### GIVEN PROBLEM
Every entry that follows should be reproduced exactly.

### MATERIAL SHOWN
★ ★ ★ ★ ★
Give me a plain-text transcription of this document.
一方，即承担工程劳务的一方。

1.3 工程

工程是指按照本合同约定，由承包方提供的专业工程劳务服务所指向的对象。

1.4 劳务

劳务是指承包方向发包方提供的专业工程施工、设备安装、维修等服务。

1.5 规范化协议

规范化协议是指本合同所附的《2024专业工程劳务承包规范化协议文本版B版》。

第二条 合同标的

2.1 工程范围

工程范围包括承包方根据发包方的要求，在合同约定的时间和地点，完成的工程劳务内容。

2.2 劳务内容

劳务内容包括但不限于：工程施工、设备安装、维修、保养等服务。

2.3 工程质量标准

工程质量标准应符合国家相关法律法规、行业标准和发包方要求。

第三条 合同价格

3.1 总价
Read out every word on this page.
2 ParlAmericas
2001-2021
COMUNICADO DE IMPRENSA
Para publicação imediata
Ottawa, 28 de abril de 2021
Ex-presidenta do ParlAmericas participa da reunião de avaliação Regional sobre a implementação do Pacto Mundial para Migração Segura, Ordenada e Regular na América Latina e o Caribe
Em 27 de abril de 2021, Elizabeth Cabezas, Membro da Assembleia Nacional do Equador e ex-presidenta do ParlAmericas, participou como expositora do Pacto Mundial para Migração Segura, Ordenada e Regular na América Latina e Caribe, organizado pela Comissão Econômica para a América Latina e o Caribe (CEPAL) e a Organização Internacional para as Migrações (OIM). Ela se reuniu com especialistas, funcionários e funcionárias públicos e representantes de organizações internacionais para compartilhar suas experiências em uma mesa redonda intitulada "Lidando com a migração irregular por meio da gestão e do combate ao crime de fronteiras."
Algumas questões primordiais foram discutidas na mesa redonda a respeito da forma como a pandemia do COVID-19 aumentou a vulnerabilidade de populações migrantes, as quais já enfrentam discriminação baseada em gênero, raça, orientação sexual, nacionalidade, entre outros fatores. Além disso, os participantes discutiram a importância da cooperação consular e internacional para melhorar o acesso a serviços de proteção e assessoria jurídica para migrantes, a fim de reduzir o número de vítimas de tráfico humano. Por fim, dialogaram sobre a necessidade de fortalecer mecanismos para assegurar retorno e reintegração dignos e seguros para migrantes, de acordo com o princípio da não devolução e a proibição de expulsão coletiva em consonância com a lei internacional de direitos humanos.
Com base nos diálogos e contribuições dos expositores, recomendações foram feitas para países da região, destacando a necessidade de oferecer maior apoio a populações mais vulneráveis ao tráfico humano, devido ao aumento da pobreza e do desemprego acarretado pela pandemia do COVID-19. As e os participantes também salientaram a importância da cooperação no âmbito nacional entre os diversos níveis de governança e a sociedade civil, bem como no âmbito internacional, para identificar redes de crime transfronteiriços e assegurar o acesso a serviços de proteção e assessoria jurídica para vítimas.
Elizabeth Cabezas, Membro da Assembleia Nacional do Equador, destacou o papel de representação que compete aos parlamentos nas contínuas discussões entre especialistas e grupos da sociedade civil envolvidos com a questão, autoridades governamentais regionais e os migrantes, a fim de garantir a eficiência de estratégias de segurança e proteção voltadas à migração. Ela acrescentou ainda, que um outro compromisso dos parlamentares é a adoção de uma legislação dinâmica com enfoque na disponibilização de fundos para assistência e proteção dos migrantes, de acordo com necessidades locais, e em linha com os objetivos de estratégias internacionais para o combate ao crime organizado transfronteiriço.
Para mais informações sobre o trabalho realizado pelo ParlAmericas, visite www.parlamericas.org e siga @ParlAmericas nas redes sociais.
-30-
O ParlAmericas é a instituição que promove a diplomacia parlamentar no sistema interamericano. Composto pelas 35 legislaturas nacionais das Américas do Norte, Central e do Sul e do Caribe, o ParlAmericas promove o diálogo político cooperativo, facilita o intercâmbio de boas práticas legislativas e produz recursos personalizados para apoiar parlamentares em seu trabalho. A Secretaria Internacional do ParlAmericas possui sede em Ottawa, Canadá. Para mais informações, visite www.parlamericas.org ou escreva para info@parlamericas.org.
★ ★ ★ ★ ★
### THE COMPLETED TASK
Give me a plain-text transcription of this document.
一方，即承担工程劳务的一方。

1.3 工程

工程是指按照本合同约定，由承包方提供的专业工程劳务服务所指向的对象。

1.4 劳务

劳务是指承包方向发包方提供的专业工程施工、设备安装、维修等服务。

1.5 规范化协议

规范化协议是指本合同所附的《2024专业工程劳务承包规范化协议文本版B版》。

第二条 合同标的

2.1 工程范围

工程范围包括承包方根据发包方的要求，在合同约定的时间和地点，完成的工程劳务内容。

2.2 劳务内容

劳务内容包括但不限于：工程施工、设备安装、维修、保养等服务。

2.3 工程质量标准

工程质量标准应符合国家相关法律法规、行业标准和发包方要求。

第三条 合同价格

3.1 总价
Read out every word on this page.
2 ParlAmericas
2001-2021
COMUNICADO DE IMPRENSA
Para publicação imediata
Ottawa, 28 de abril de 2021
Ex-presidenta do ParlAmericas participa da reunião de avaliação Regional sobre a implementação do Pacto Mundial para Migração Segura, Ordenada e Regular na América Latina e o Caribe
Em 27 de abril de 2021, Elizabeth Cabezas, Membro da Assembleia Nacional do Equador e ex-presidenta do ParlAmericas, participou como expositora do Pacto Mundial para Migração Segura, Ordenada e Regular na América Latina e Caribe, organizado pela Comissão Econômica para a América Latina e o Caribe (CEPAL) e a Organização Internacional para as Migrações (OIM). Ela se reuniu com especialistas, funcionários e funcionárias públicos e representantes de organizações internacionais para compartilhar suas experiências em uma mesa redonda intitulada "Lidando com a migração irregular por meio da gestão e do combate ao crime de fronteiras."
Algumas questões primordiais foram discutidas na mesa redonda a respeito da forma como a pandemia do COVID-19 aumentou a vulnerabilidade de populações migrantes, as quais já enfrentam discriminação baseada em gênero, raça, orientação sexual, nacionalidade, entre outros fatores. Além disso, os participantes discutiram a importância da cooperação consular e internacional para melhorar o acesso a serviços de proteção e assessoria jurídica para migrantes, a fim de reduzir o número de vítimas de tráfico humano. Por fim, dialogaram sobre a necessidade de fortalecer mecanismos para assegurar retorno e reintegração dignos e seguros para migrantes, de acordo com o princípio da não devolução e a proibição de expulsão coletiva em consonância com a lei internacional de direitos humanos.
Com base nos diálogos e contribuições dos expositores, recomendações foram feitas para países da região, destacando a necessidade de oferecer maior apoio a populações mais vulneráveis ao tráfico humano, devido ao aumento da pobreza e do desemprego acarretado pela pandemia do COVID-19. As e os participantes também salientaram a importância da cooperação no âmbito nacional entre os diversos níveis de governança e a sociedade civil, bem como no âmbito internacional, para identificar redes de crime transfronteiriços e assegurar o acesso a serviços de proteção e assessoria jurídica para vítimas.
Elizabeth Cabezas, Membro da Assembleia Nacional do Equador, destacou o papel de representação que compete aos parlamentos nas contínuas discussões entre especialistas e grupos da sociedade civil envolvidos com a questão, autoridades governamentais regionais e os migrantes, a fim de garantir a eficiência de estratégias de segurança e proteção voltadas à migração. Ela acrescentou ainda, que um outro compromisso dos parlamentares é a adoção de uma legislação dinâmica com enfoque na disponibilização de fundos para assistência e proteção dos migrantes, de acordo com necessidades locais, e em linha com os objetivos de estratégias internacionais para o combate ao crime organizado transfronteiriço.
Para mais informações sobre o trabalho realizado pelo ParlAmericas, visite www.parlamericas.org e siga @ParlAmericas nas redes sociais.
-30-
O ParlAmericas é a instituição que promove a diplomacia parlamentar no sistema interamericano. Composto pelas 35 legislaturas nacionais das Américas do Norte, Central e do Sul e do Caribe, o ParlAmericas promove o diálogo político cooperativo, facilita o intercâmbio de boas práticas legislativas e produz recursos personalizados para apoiar parlamentares em seu trabalho. A Secretaria Internacional do ParlAmericas possui sede em Ottawa, Canadá. Para mais informações, visite www.parlamericas.org ou escreva para info@parlamericas.org.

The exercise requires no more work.